----- Input

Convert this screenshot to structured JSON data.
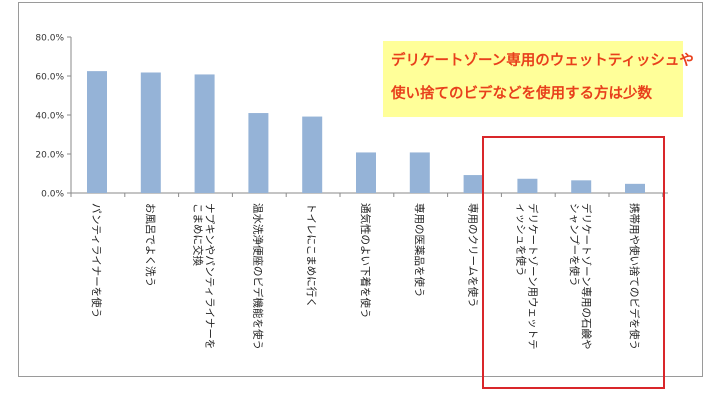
{
  "chart_data": {
    "type": "bar",
    "categories": [
      "パンティライナーを使う",
      "お風呂でよく洗う",
      "ナプキンやパンティライナーをこまめに交換",
      "温水洗浄便座のビデ機能を使う",
      "トイレにこまめに行く",
      "通気性のよい下着を使う",
      "専用の医薬品を使う",
      "専用のクリームを使う",
      "デリケートゾーン用ウェットティッシュを使う",
      "デリケートゾーン専用の石鹸やシャンプーを使う",
      "携帯用や使い捨てのビデを使う"
    ],
    "values": [
      62.5,
      61.8,
      60.8,
      41.0,
      39.2,
      20.8,
      20.8,
      9.2,
      7.3,
      6.5,
      4.7
    ],
    "yticks": [
      "0.0%",
      "20.0%",
      "40.0%",
      "60.0%",
      "80.0%"
    ],
    "ylim": [
      0,
      80
    ],
    "bar_color": "#95b3d7",
    "grid": false,
    "highlight_categories": [
      8,
      9,
      10
    ],
    "highlight_color": "#d9262a",
    "annotation": {
      "line1": "デリケートゾーン専用のウェットティッシュや",
      "line2": "使い捨てのビデなどを使用する方は少数",
      "background": "#ffff99",
      "text_color": "#e8401c"
    }
  }
}
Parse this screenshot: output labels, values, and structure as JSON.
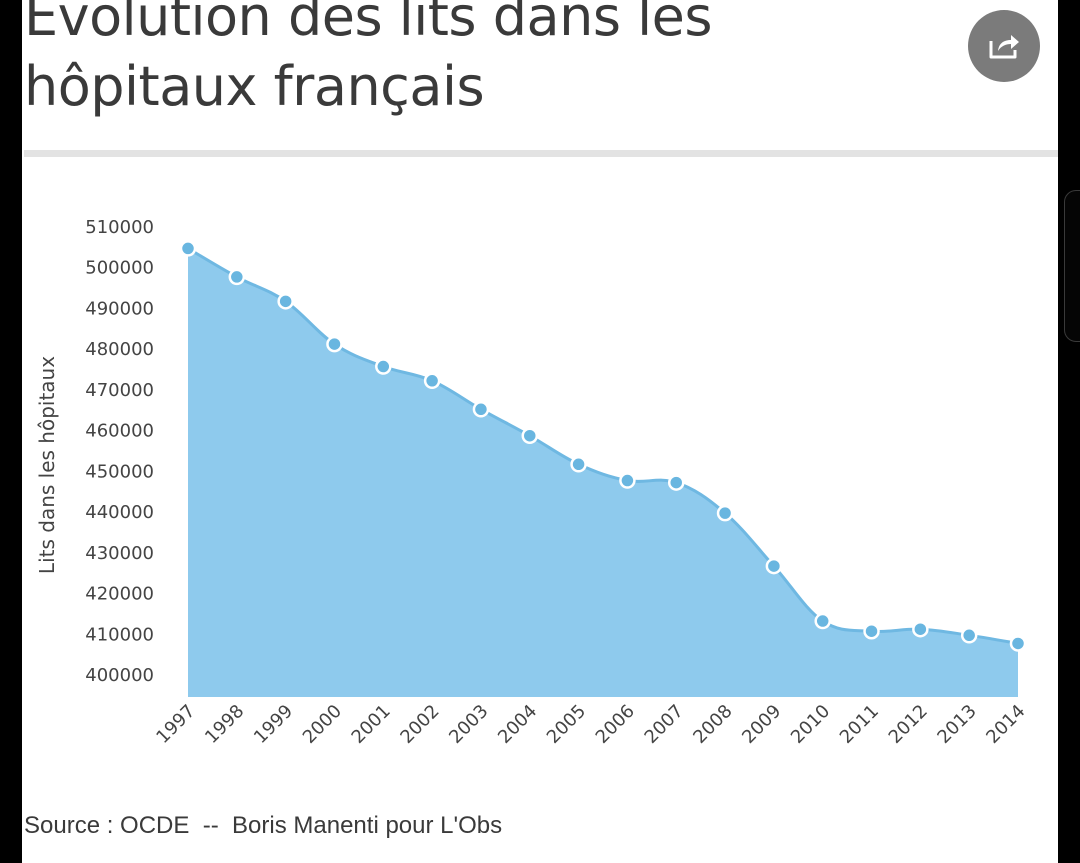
{
  "title": "Evolution des lits dans les hôpitaux français",
  "share_icon": "share-icon",
  "source": "Source : OCDE  --  Boris Manenti pour L'Obs",
  "colors": {
    "area_fill": "#8ecaed",
    "line": "#6fb8e2",
    "point": "#69b6e0",
    "point_stroke": "#ffffff",
    "text": "#3a3a3a",
    "share_button": "#7b7b7b"
  },
  "chart_data": {
    "type": "area",
    "title": "Evolution des lits dans les hôpitaux français",
    "xlabel": "",
    "ylabel": "Lits dans les hôpitaux",
    "x": [
      "1997",
      "1998",
      "1999",
      "2000",
      "2001",
      "2002",
      "2003",
      "2004",
      "2005",
      "2006",
      "2007",
      "2008",
      "2009",
      "2010",
      "2011",
      "2012",
      "2013",
      "2014"
    ],
    "values": [
      504500,
      497500,
      491500,
      481000,
      475500,
      472000,
      465000,
      458500,
      451500,
      447500,
      447000,
      439500,
      426500,
      413000,
      410500,
      411000,
      409500,
      407500
    ],
    "yticks": [
      "400000",
      "410000",
      "420000",
      "430000",
      "440000",
      "450000",
      "460000",
      "470000",
      "480000",
      "490000",
      "500000",
      "510000"
    ],
    "ylim": [
      400000,
      510000
    ],
    "markers": true,
    "grid": false,
    "legend": "none"
  }
}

----------

Transcribe every entry word for word, but skip the pictures.

Convert this screenshot to structured JSON data.
{
  "chart_data": {
    "type": "bar",
    "categories": [
      "パンティライナーを使う",
      "お風呂でよく洗う",
      "ナプキンやパンティライナーをこまめに交換",
      "温水洗浄便座のビデ機能を使う",
      "トイレにこまめに行く",
      "通気性のよい下着を使う",
      "専用の医薬品を使う",
      "専用のクリームを使う",
      "デリケートゾーン用ウェットティッシュを使う",
      "デリケートゾーン専用の石鹸やシャンプーを使う",
      "携帯用や使い捨てのビデを使う"
    ],
    "values": [
      62.5,
      61.8,
      60.8,
      41.0,
      39.2,
      20.8,
      20.8,
      9.2,
      7.3,
      6.5,
      4.7
    ],
    "yticks": [
      "0.0%",
      "20.0%",
      "40.0%",
      "60.0%",
      "80.0%"
    ],
    "ylim": [
      0,
      80
    ],
    "bar_color": "#95b3d7",
    "grid": false,
    "highlight_categories": [
      8,
      9,
      10
    ],
    "highlight_color": "#d9262a",
    "annotation": {
      "line1": "デリケートゾーン専用のウェットティッシュや",
      "line2": "使い捨てのビデなどを使用する方は少数",
      "background": "#ffff99",
      "text_color": "#e8401c"
    }
  }
}
Parse this screenshot: output labels, values, and structure as JSON.
{
  "title": "Evolution des lits dans les hôpitaux français",
  "share_icon": "share-icon",
  "source": "Source : OCDE  --  Boris Manenti pour L'Obs",
  "colors": {
    "area_fill": "#8ecaed",
    "line": "#6fb8e2",
    "point": "#69b6e0",
    "point_stroke": "#ffffff",
    "text": "#3a3a3a",
    "share_button": "#7b7b7b"
  },
  "chart_data": {
    "type": "area",
    "title": "Evolution des lits dans les hôpitaux français",
    "xlabel": "",
    "ylabel": "Lits dans les hôpitaux",
    "x": [
      "1997",
      "1998",
      "1999",
      "2000",
      "2001",
      "2002",
      "2003",
      "2004",
      "2005",
      "2006",
      "2007",
      "2008",
      "2009",
      "2010",
      "2011",
      "2012",
      "2013",
      "2014"
    ],
    "values": [
      504500,
      497500,
      491500,
      481000,
      475500,
      472000,
      465000,
      458500,
      451500,
      447500,
      447000,
      439500,
      426500,
      413000,
      410500,
      411000,
      409500,
      407500
    ],
    "yticks": [
      "400000",
      "410000",
      "420000",
      "430000",
      "440000",
      "450000",
      "460000",
      "470000",
      "480000",
      "490000",
      "500000",
      "510000"
    ],
    "ylim": [
      400000,
      510000
    ],
    "markers": true,
    "grid": false,
    "legend": "none"
  }
}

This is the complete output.